## SOURCE EXTRACT
▽

Yama, Niyama and the inner Doctor

By Raffaella Simonetti, Dr Steven Landau MD

Who would like to be treated by a doctor who is not always coherent, reliable and honest and with rude manners?

I don’t think anyone would. When it comes to putting our health in someone’s hands, we need to find a person who knows how to listen and recognize our state of mind without judging us. We need a sincere person to help us looking at our situation objectively. And because showing what can be unbalanced in our bodies and in our lives makes us vulnerable, we also want that doctor to be honest. We spontaneously look for a physician, our assistant, who is as prepared as possible and who also has within himself/herself those human qualities that at the same time cure even at deeper levels our emotions, our feelings, our soul. We feel safe when the professionals we rely on have a clear and ethical vision that guides them in their work. Their vision also illuminates us and our journey.

We often forget that, as Democritus said, we are first and foremost the architects of our health. It is we who make the daily choices that determine it. It is we who are called by our innermost being to seek the path to well-being and happiness. Therefore, if we are ourselves the main “professionals” of our inner and outer joy, in our journey we need to rediscover the same characteristics that we seek in doctors and external helpers. Will we trust ourselves in this delicate inner path of self-knowledge and self-realization if our behavior is sometimes inconsistent, uncontrolled, unclear and untruthful?

Once again, I don’t think so. We will gradually advance in disclosing our deepest being only when we feel that we have settled at the same pace those qualities that make us welcoming, reliable and responsible for ourselves, as well as for others.

In the path indicated by Tantra Yoga, first by Maharshi Patanjali and updated by Tantra Gurudev Shrii Shrii Anadamurti, these qualities are developed through the practice of Yama and Nyama. Yama includes the five ethical-moral principles that guide us in social behavior. Nyama is the set of the other 5 principles that regulate the inner conduct. By relying on these indications and putting them into practice in everyday life for months and years, little by little we get rid of those attitudes that we don’t want to see in others either, and we begin to look more and more like the people we value.

△

## THE TASK
In the text on Yama, Niyama and the inner doctor, why do we need to develop in ourselves the same qualities we look for in doctors? Answer in one to three sentences. The entries that come next have nothing to do with this text.

## GIVEN ENTRIES
▽

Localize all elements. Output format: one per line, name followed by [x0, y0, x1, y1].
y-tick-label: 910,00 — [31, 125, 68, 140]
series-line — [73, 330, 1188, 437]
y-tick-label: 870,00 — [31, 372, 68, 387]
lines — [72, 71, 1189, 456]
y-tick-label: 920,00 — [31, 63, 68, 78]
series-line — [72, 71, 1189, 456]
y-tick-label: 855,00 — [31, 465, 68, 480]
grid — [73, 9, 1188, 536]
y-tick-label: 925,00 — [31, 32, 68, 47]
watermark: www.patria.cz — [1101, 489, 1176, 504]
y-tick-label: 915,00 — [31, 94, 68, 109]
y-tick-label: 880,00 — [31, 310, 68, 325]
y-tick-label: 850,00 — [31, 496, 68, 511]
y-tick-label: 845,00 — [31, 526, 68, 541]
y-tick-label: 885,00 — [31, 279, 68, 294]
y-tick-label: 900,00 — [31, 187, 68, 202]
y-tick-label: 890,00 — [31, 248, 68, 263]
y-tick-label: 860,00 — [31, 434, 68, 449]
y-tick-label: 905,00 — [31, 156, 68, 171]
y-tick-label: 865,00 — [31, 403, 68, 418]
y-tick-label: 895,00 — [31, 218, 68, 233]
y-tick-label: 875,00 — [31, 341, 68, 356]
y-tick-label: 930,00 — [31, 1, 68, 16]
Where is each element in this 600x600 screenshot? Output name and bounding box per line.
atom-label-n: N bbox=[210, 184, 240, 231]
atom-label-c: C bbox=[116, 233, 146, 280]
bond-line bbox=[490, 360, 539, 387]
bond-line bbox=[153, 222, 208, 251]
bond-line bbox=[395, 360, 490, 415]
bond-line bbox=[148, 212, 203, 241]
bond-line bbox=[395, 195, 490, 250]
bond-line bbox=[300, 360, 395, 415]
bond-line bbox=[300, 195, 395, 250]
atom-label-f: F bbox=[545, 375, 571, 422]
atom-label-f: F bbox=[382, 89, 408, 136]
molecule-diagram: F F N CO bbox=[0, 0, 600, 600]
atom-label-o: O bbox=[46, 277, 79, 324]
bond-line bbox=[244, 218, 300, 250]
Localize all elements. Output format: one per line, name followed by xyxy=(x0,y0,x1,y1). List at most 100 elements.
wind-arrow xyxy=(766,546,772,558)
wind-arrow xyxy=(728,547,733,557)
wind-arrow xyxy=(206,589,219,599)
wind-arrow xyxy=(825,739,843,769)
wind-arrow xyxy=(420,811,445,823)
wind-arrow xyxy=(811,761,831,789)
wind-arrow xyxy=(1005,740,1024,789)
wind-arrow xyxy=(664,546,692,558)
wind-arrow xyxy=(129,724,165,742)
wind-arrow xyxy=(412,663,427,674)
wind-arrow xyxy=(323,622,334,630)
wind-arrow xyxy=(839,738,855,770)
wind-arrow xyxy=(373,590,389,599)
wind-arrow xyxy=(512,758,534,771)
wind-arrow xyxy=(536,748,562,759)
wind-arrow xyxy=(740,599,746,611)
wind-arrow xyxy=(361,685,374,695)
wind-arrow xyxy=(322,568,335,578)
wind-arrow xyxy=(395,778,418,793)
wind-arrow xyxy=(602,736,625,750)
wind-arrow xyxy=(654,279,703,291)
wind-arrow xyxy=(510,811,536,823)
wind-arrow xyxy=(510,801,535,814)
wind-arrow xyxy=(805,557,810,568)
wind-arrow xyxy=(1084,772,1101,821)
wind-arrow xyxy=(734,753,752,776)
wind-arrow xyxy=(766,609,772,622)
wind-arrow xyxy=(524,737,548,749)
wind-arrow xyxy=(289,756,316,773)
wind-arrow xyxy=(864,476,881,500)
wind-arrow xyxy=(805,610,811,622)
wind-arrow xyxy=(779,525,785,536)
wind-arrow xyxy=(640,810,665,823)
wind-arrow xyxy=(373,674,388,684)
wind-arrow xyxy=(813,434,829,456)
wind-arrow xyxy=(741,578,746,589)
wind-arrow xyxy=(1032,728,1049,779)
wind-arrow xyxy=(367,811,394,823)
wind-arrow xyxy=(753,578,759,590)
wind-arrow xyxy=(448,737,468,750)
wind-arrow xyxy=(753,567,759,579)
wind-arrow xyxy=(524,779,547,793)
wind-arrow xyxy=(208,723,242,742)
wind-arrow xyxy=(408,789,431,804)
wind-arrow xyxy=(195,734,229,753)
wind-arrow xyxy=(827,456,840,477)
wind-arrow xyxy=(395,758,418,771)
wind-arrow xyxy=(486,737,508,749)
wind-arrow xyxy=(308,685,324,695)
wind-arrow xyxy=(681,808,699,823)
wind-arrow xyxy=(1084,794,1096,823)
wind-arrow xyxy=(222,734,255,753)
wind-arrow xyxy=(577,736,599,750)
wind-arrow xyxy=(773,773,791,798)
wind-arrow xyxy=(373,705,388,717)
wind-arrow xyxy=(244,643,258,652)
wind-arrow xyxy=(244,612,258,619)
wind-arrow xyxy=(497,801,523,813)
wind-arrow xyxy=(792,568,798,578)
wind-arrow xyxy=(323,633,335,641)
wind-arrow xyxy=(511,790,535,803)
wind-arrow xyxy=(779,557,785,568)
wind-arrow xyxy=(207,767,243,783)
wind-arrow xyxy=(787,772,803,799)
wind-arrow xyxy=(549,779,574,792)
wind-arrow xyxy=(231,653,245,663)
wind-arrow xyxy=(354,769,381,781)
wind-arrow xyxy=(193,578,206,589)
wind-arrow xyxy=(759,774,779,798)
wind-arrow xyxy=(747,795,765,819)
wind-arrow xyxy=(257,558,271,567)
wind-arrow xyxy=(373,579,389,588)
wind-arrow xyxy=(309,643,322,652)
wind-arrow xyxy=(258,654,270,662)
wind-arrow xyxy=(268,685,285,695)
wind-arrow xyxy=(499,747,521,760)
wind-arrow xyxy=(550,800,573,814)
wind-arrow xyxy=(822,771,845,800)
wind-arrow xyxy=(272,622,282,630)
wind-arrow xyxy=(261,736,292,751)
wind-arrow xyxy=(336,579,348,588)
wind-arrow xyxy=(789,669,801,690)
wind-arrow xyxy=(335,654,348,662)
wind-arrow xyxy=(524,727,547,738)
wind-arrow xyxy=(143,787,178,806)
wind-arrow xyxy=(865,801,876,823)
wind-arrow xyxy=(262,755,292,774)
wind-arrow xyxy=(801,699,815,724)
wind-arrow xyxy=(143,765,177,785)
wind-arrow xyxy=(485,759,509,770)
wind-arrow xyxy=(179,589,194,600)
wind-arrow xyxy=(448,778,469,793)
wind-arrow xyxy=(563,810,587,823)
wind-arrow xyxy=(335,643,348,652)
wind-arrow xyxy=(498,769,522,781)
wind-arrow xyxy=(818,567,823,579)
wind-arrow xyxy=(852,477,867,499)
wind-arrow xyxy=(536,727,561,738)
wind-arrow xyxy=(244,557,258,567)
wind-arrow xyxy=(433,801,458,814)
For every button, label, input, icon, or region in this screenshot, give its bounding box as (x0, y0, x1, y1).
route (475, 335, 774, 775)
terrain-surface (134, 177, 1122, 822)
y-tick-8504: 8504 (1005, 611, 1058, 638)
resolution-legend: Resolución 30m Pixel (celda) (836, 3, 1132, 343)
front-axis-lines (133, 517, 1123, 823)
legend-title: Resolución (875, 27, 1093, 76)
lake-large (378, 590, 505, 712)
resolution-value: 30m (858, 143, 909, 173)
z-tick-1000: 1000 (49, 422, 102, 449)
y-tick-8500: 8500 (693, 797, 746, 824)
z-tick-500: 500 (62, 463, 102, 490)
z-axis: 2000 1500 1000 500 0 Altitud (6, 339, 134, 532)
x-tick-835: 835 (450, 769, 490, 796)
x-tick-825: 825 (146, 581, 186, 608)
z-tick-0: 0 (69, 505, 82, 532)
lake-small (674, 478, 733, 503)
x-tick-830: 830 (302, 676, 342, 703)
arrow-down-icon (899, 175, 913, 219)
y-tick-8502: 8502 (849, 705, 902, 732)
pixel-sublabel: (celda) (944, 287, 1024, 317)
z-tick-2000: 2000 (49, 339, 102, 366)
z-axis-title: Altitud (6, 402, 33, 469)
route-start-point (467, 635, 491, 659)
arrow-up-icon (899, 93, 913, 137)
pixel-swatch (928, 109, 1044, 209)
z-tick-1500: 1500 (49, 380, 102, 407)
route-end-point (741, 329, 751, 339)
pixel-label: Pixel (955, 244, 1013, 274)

△

## TASK OUTPUT
We are first and foremost the architects of our own health: our daily choices determine it, and our innermost being calls us to seek well-being and happiness. Since we are the main "professionals" of our inner and outer joy, we need the same coherence, reliability and honesty we expect from a doctor.